◆ Excerpt from a dataset ◆
★ ★ ★ ★

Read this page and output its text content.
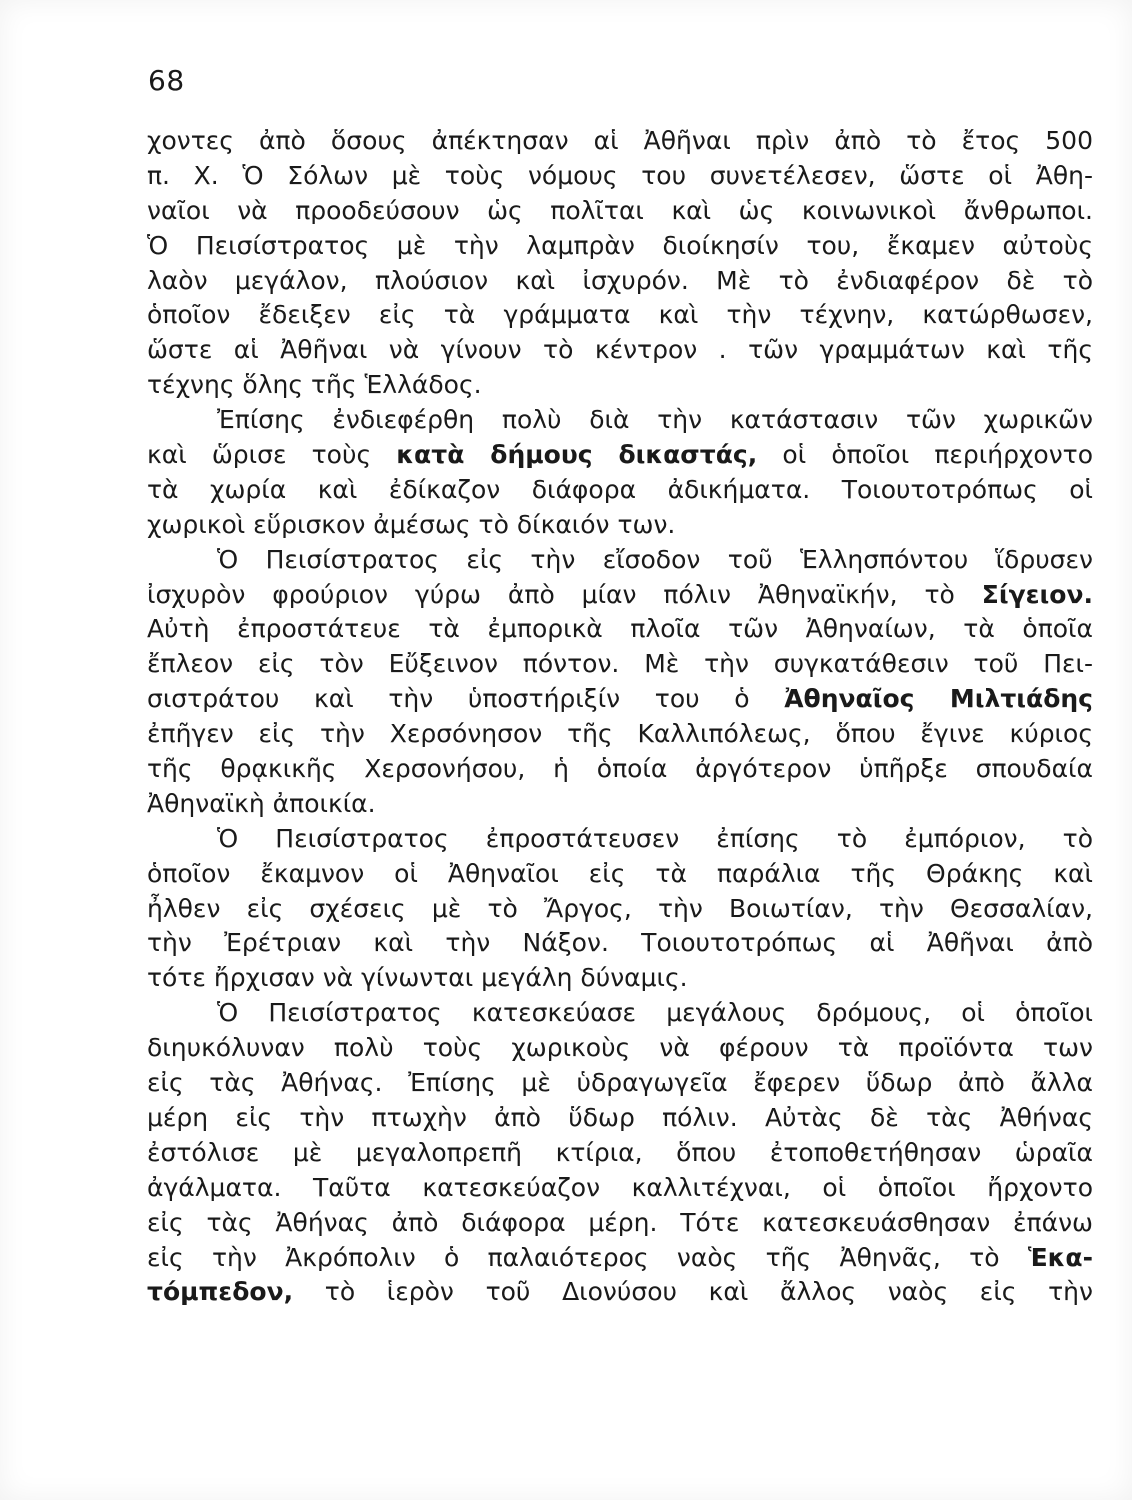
68
χοντες ἀπὸ ὅσους ἀπέκτησαν αἱ Ἀθῆναι πρὶν ἀπὸ τὸ ἔτος 500
π. Χ. Ὁ Σόλων μὲ τοὺς νόμους του συνετέλεσεν, ὥστε οἱ Ἀθη-
ναῖοι νὰ προοδεύσουν ὡς πολῖται καὶ ὡς κοινωνικοὶ ἄνθρωποι.
Ὁ Πεισίστρατος μὲ τὴν λαμπρὰν διοίκησίν του, ἔκαμεν αὐτοὺς
λαὸν μεγάλον, πλούσιον καὶ ἰσχυρόν. Μὲ τὸ ἐνδιαφέρον δὲ τὸ
ὁποῖον ἔδειξεν εἰς τὰ γράμματα καὶ τὴν τέχνην, κατώρθωσεν,
ὥστε αἱ Ἀθῆναι νὰ γίνουν τὸ κέντρον . τῶν γραμμάτων καὶ τῆς
τέχνης ὅλης τῆς Ἑλλάδος.
Ἐπίσης ἐνδιεφέρθη πολὺ διὰ τὴν κατάστασιν τῶν χωρικῶν
καὶ ὥρισε τοὺς κατὰ δήμους δικαστάς, οἱ ὁποῖοι περιήρχοντο
τὰ χωρία καὶ ἐδίκαζον διάφορα ἀδικήματα. Τοιουτοτρόπως οἱ
χωρικοὶ εὕρισκον ἀμέσως τὸ δίκαιόν των.
Ὁ Πεισίστρατος εἰς τὴν εἴσοδον τοῦ Ἑλλησπόντου ἵδρυσεν
ἰσχυρὸν φρούριον γύρω ἀπὸ μίαν πόλιν Ἀθηναϊκήν, τὸ Σίγειον.
Αὐτὴ ἐπροστάτευε τὰ ἐμπορικὰ πλοῖα τῶν Ἀθηναίων, τὰ ὁποῖα
ἔπλεον εἰς τὸν Εὔξεινον πόντον. Μὲ τὴν συγκατάθεσιν τοῦ Πει-
σιστράτου καὶ τὴν ὑποστήριξίν του ὁ Ἀθηναῖος Μιλτιάδης
ἐπῆγεν εἰς τὴν Χερσόνησον τῆς Καλλιπόλεως, ὅπου ἔγινε κύριος
τῆς θρᾳκικῆς Χερσονήσου, ἡ ὁποία ἀργότερον ὑπῆρξε σπουδαία
Ἀθηναϊκὴ ἀποικία.
Ὁ Πεισίστρατος ἐπροστάτευσεν ἐπίσης τὸ ἐμπόριον, τὸ
ὁποῖον ἔκαμνον οἱ Ἀθηναῖοι εἰς τὰ παράλια τῆς Θράκης καὶ
ἦλθεν εἰς σχέσεις μὲ τὸ Ἄργος, τὴν Βοιωτίαν, τὴν Θεσσαλίαν,
τὴν Ἐρέτριαν καὶ τὴν Νάξον. Τοιουτοτρόπως αἱ Ἀθῆναι ἀπὸ
τότε ἤρχισαν νὰ γίνωνται μεγάλη δύναμις.
Ὁ Πεισίστρατος κατεσκεύασε μεγάλους δρόμους, οἱ ὁποῖοι
διηυκόλυναν πολὺ τοὺς χωρικοὺς νὰ φέρουν τὰ προϊόντα των
εἰς τὰς Ἀθήνας. Ἐπίσης μὲ ὑδραγωγεῖα ἔφερεν ὕδωρ ἀπὸ ἄλλα
μέρη εἰς τὴν πτωχὴν ἀπὸ ὕδωρ πόλιν. Αὐτὰς δὲ τὰς Ἀθήνας
ἐστόλισε μὲ μεγαλοπρεπῆ κτίρια, ὅπου ἐτοποθετήθησαν ὡραῖα
ἀγάλματα. Ταῦτα κατεσκεύαζον καλλιτέχναι, οἱ ὁποῖοι ἤρχοντο
εἰς τὰς Ἀθήνας ἀπὸ διάφορα μέρη. Τότε κατεσκευάσθησαν ἐπάνω
εἰς τὴν Ἀκρόπολιν ὁ παλαιότερος ναὸς τῆς Ἀθηνᾶς, τὸ Ἑκα-
τόμπεδον, τὸ ἱερὸν τοῦ Διονύσου καὶ ἄλλος ναὸς εἰς τὴν
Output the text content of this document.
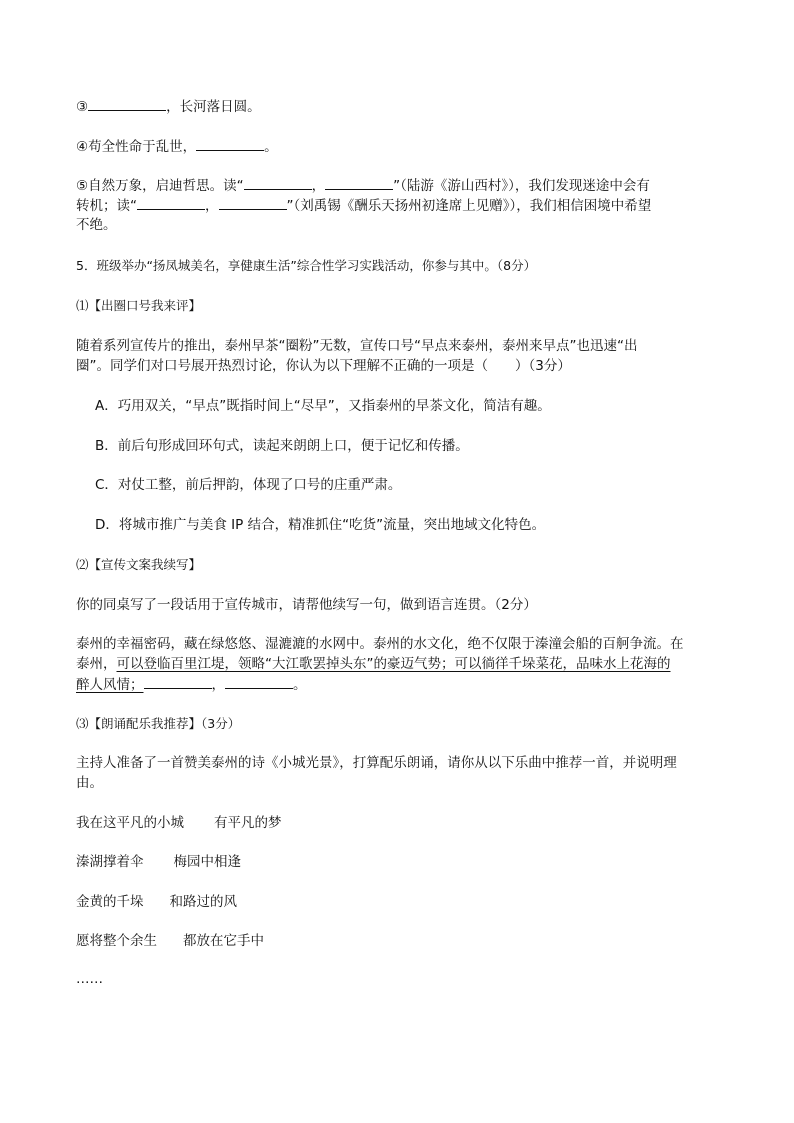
③	，长河落日圆。
④苟全性命于乱世，	。
⑤自然万象，启迪哲思。读“	，	”（陆游《游山西村》），我们发现迷途中会有
转机；读“	，	”（刘禹锡《酬乐天扬州初逢席上见赠》），我们相信困境中希望
不绝。
5．班级举办“扬凤城美名，享健康生活”综合性学习实践活动，你参与其中。（8分）
⑴【出圈口号我来评】
随着系列宣传片的推出，泰州早茶“圈粉”无数，宣传口号“早点来泰州，泰州来早点”也迅速“出
圈”。同学们对口号展开热烈讨论，你认为以下理解不正确的一项是（　　）（3分）
A．巧用双关，“早点”既指时间上“尽早”，又指泰州的早茶文化，简洁有趣。
B．前后句形成回环句式，读起来朗朗上口，便于记忆和传播。
C．对仗工整，前后押韵，体现了口号的庄重严肃。
D．将城市推广与美食 IP 结合，精准抓住“吃货”流量，突出地域文化特色。
⑵【宣传文案我续写】
你的同桌写了一段话用于宣传城市，请帮他续写一句，做到语言连贯。（2分）
泰州的幸福密码，藏在绿悠悠、湿漉漉的水网中。泰州的水文化，绝不仅限于溱潼会船的百舸争流。在
泰州，可以登临百里江堤，领略“大江歌罢掉头东”的豪迈气势；可以徜徉千垛菜花，品味水上花海的
醉人风情；	，	。
⑶【朗诵配乐我推荐】（3分）
主持人准备了一首赞美泰州的诗《小城光景》，打算配乐朗诵，请你从以下乐曲中推荐一首，并说明理
由。
我在这平凡的小城 有平凡的梦
溱湖撑着伞 梅园中相逢
金黄的千垛 和路过的风
愿将整个余生 都放在它手中
……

★ ★ ★ ★

All lines from the one containing "Output the text content of this document." through the end of the entries, both ends included, should be written out exactly, with no pictures.

◆ Final result ◆
Output the text content of this document.
③	，长河落日圆。
④苟全性命于乱世，	。
⑤自然万象，启迪哲思。读“	，	”（陆游《游山西村》），我们发现迷途中会有
转机；读“	，	”（刘禹锡《酬乐天扬州初逢席上见赠》），我们相信困境中希望
不绝。
5．班级举办“扬凤城美名，享健康生活”综合性学习实践活动，你参与其中。（8分）
⑴【出圈口号我来评】
随着系列宣传片的推出，泰州早茶“圈粉”无数，宣传口号“早点来泰州，泰州来早点”也迅速“出
圈”。同学们对口号展开热烈讨论，你认为以下理解不正确的一项是（　　）（3分）
A．巧用双关，“早点”既指时间上“尽早”，又指泰州的早茶文化，简洁有趣。
B．前后句形成回环句式，读起来朗朗上口，便于记忆和传播。
C．对仗工整，前后押韵，体现了口号的庄重严肃。
D．将城市推广与美食 IP 结合，精准抓住“吃货”流量，突出地域文化特色。
⑵【宣传文案我续写】
你的同桌写了一段话用于宣传城市，请帮他续写一句，做到语言连贯。（2分）
泰州的幸福密码，藏在绿悠悠、湿漉漉的水网中。泰州的水文化，绝不仅限于溱潼会船的百舸争流。在
泰州，可以登临百里江堤，领略“大江歌罢掉头东”的豪迈气势；可以徜徉千垛菜花，品味水上花海的
醉人风情；	，	。
⑶【朗诵配乐我推荐】（3分）
主持人准备了一首赞美泰州的诗《小城光景》，打算配乐朗诵，请你从以下乐曲中推荐一首，并说明理
由。
我在这平凡的小城 有平凡的梦
溱湖撑着伞 梅园中相逢
金黄的千垛 和路过的风
愿将整个余生 都放在它手中
……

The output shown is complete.